Data entries -
-=-=-
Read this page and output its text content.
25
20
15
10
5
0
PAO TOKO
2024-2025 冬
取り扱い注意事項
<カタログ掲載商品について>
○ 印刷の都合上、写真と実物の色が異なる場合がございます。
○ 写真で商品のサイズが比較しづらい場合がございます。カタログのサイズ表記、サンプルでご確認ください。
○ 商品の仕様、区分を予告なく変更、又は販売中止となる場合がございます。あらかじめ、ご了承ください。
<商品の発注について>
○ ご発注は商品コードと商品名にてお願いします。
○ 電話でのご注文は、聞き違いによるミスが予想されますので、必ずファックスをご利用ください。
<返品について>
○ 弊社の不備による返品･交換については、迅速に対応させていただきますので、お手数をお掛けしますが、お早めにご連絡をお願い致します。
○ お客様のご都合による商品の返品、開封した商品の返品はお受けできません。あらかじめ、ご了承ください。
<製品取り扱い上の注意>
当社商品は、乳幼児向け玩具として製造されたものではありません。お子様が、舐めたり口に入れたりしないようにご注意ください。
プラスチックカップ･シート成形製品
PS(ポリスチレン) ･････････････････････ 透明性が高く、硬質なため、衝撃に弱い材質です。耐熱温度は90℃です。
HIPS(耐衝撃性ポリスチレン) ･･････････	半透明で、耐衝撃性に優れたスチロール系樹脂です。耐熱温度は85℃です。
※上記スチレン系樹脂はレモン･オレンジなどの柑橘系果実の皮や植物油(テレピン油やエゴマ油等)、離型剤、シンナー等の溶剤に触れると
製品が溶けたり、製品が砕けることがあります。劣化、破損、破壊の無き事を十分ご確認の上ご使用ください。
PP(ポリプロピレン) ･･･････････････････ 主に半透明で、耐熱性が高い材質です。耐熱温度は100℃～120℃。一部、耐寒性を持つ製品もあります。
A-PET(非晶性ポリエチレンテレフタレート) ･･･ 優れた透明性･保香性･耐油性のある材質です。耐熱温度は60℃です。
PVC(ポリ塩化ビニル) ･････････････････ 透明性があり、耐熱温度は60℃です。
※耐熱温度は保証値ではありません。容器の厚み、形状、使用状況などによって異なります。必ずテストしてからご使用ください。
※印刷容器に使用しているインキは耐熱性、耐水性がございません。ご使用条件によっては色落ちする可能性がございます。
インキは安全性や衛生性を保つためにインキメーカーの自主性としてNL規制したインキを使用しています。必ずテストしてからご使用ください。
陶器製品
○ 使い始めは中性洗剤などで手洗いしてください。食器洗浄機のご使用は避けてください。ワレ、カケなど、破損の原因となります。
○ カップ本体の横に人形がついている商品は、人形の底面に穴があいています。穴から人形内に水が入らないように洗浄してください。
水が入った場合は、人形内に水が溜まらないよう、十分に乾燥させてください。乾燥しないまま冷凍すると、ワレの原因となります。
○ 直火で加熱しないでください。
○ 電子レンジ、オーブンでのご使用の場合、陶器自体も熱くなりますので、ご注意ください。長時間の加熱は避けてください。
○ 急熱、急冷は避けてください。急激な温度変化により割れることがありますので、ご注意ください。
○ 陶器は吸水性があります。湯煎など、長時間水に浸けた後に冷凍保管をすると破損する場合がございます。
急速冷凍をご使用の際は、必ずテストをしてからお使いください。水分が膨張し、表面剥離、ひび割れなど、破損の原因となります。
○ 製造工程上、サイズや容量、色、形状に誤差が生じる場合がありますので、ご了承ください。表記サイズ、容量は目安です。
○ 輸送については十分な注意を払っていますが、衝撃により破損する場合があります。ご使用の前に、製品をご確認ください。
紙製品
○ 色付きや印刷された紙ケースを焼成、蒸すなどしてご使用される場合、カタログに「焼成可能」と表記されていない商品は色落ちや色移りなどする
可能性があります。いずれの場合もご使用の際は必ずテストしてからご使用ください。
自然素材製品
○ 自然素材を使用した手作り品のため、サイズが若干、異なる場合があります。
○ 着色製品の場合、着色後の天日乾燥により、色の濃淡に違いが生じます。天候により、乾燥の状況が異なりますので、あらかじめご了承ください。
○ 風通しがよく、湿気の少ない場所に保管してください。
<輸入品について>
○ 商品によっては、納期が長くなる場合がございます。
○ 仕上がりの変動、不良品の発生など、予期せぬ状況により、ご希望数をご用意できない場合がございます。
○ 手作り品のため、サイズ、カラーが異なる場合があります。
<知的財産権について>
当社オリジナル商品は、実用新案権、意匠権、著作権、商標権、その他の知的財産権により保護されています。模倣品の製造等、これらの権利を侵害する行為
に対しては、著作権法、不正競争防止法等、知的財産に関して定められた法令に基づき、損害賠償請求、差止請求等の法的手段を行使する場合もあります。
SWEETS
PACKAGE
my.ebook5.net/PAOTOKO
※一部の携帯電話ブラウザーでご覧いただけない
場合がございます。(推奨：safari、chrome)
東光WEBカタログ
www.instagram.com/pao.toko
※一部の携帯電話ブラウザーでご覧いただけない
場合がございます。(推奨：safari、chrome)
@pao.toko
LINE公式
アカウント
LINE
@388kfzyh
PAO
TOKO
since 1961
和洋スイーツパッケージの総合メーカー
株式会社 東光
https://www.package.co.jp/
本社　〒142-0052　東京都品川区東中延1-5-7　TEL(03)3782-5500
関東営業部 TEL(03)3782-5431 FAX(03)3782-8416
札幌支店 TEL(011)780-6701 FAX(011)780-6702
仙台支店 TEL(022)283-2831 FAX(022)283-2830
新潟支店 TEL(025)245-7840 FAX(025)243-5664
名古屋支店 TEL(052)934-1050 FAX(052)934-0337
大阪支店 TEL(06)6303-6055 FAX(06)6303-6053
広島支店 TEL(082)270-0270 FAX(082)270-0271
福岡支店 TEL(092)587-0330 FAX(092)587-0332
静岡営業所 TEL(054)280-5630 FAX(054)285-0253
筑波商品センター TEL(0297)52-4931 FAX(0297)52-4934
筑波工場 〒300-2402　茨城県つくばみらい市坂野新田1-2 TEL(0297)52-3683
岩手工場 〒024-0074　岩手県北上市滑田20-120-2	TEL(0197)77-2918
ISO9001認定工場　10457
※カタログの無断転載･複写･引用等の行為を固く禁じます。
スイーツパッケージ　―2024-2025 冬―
-=-=-
Each record should come back exactly as written.

SOLUTION FOR THIS EXERCISE -
Read this page and output its text content.
25
20
15
10
5
0
PAO TOKO
2024-2025 冬
取り扱い注意事項
<カタログ掲載商品について>
○ 印刷の都合上、写真と実物の色が異なる場合がございます。
○ 写真で商品のサイズが比較しづらい場合がございます。カタログのサイズ表記、サンプルでご確認ください。
○ 商品の仕様、区分を予告なく変更、又は販売中止となる場合がございます。あらかじめ、ご了承ください。
<商品の発注について>
○ ご発注は商品コードと商品名にてお願いします。
○ 電話でのご注文は、聞き違いによるミスが予想されますので、必ずファックスをご利用ください。
<返品について>
○ 弊社の不備による返品･交換については、迅速に対応させていただきますので、お手数をお掛けしますが、お早めにご連絡をお願い致します。
○ お客様のご都合による商品の返品、開封した商品の返品はお受けできません。あらかじめ、ご了承ください。
<製品取り扱い上の注意>
当社商品は、乳幼児向け玩具として製造されたものではありません。お子様が、舐めたり口に入れたりしないようにご注意ください。
プラスチックカップ･シート成形製品
PS(ポリスチレン) ･････････････････････ 透明性が高く、硬質なため、衝撃に弱い材質です。耐熱温度は90℃です。
HIPS(耐衝撃性ポリスチレン) ･･････････	半透明で、耐衝撃性に優れたスチロール系樹脂です。耐熱温度は85℃です。
※上記スチレン系樹脂はレモン･オレンジなどの柑橘系果実の皮や植物油(テレピン油やエゴマ油等)、離型剤、シンナー等の溶剤に触れると
製品が溶けたり、製品が砕けることがあります。劣化、破損、破壊の無き事を十分ご確認の上ご使用ください。
PP(ポリプロピレン) ･･･････････････････ 主に半透明で、耐熱性が高い材質です。耐熱温度は100℃～120℃。一部、耐寒性を持つ製品もあります。
A-PET(非晶性ポリエチレンテレフタレート) ･･･ 優れた透明性･保香性･耐油性のある材質です。耐熱温度は60℃です。
PVC(ポリ塩化ビニル) ･････････････････ 透明性があり、耐熱温度は60℃です。
※耐熱温度は保証値ではありません。容器の厚み、形状、使用状況などによって異なります。必ずテストしてからご使用ください。
※印刷容器に使用しているインキは耐熱性、耐水性がございません。ご使用条件によっては色落ちする可能性がございます。
インキは安全性や衛生性を保つためにインキメーカーの自主性としてNL規制したインキを使用しています。必ずテストしてからご使用ください。
陶器製品
○ 使い始めは中性洗剤などで手洗いしてください。食器洗浄機のご使用は避けてください。ワレ、カケなど、破損の原因となります。
○ カップ本体の横に人形がついている商品は、人形の底面に穴があいています。穴から人形内に水が入らないように洗浄してください。
水が入った場合は、人形内に水が溜まらないよう、十分に乾燥させてください。乾燥しないまま冷凍すると、ワレの原因となります。
○ 直火で加熱しないでください。
○ 電子レンジ、オーブンでのご使用の場合、陶器自体も熱くなりますので、ご注意ください。長時間の加熱は避けてください。
○ 急熱、急冷は避けてください。急激な温度変化により割れることがありますので、ご注意ください。
○ 陶器は吸水性があります。湯煎など、長時間水に浸けた後に冷凍保管をすると破損する場合がございます。
急速冷凍をご使用の際は、必ずテストをしてからお使いください。水分が膨張し、表面剥離、ひび割れなど、破損の原因となります。
○ 製造工程上、サイズや容量、色、形状に誤差が生じる場合がありますので、ご了承ください。表記サイズ、容量は目安です。
○ 輸送については十分な注意を払っていますが、衝撃により破損する場合があります。ご使用の前に、製品をご確認ください。
紙製品
○ 色付きや印刷された紙ケースを焼成、蒸すなどしてご使用される場合、カタログに「焼成可能」と表記されていない商品は色落ちや色移りなどする
可能性があります。いずれの場合もご使用の際は必ずテストしてからご使用ください。
自然素材製品
○ 自然素材を使用した手作り品のため、サイズが若干、異なる場合があります。
○ 着色製品の場合、着色後の天日乾燥により、色の濃淡に違いが生じます。天候により、乾燥の状況が異なりますので、あらかじめご了承ください。
○ 風通しがよく、湿気の少ない場所に保管してください。
<輸入品について>
○ 商品によっては、納期が長くなる場合がございます。
○ 仕上がりの変動、不良品の発生など、予期せぬ状況により、ご希望数をご用意できない場合がございます。
○ 手作り品のため、サイズ、カラーが異なる場合があります。
<知的財産権について>
当社オリジナル商品は、実用新案権、意匠権、著作権、商標権、その他の知的財産権により保護されています。模倣品の製造等、これらの権利を侵害する行為
に対しては、著作権法、不正競争防止法等、知的財産に関して定められた法令に基づき、損害賠償請求、差止請求等の法的手段を行使する場合もあります。
SWEETS
PACKAGE
my.ebook5.net/PAOTOKO
※一部の携帯電話ブラウザーでご覧いただけない
場合がございます。(推奨：safari、chrome)
東光WEBカタログ
www.instagram.com/pao.toko
※一部の携帯電話ブラウザーでご覧いただけない
場合がございます。(推奨：safari、chrome)
@pao.toko
LINE公式
アカウント
LINE
@388kfzyh
PAO
TOKO
since 1961
和洋スイーツパッケージの総合メーカー
株式会社 東光
https://www.package.co.jp/
本社　〒142-0052　東京都品川区東中延1-5-7　TEL(03)3782-5500
関東営業部 TEL(03)3782-5431 FAX(03)3782-8416
札幌支店 TEL(011)780-6701 FAX(011)780-6702
仙台支店 TEL(022)283-2831 FAX(022)283-2830
新潟支店 TEL(025)245-7840 FAX(025)243-5664
名古屋支店 TEL(052)934-1050 FAX(052)934-0337
大阪支店 TEL(06)6303-6055 FAX(06)6303-6053
広島支店 TEL(082)270-0270 FAX(082)270-0271
福岡支店 TEL(092)587-0330 FAX(092)587-0332
静岡営業所 TEL(054)280-5630 FAX(054)285-0253
筑波商品センター TEL(0297)52-4931 FAX(0297)52-4934
筑波工場 〒300-2402　茨城県つくばみらい市坂野新田1-2 TEL(0297)52-3683
岩手工場 〒024-0074　岩手県北上市滑田20-120-2	TEL(0197)77-2918
ISO9001認定工場　10457
※カタログの無断転載･複写･引用等の行為を固く禁じます。
スイーツパッケージ　―2024-2025 冬―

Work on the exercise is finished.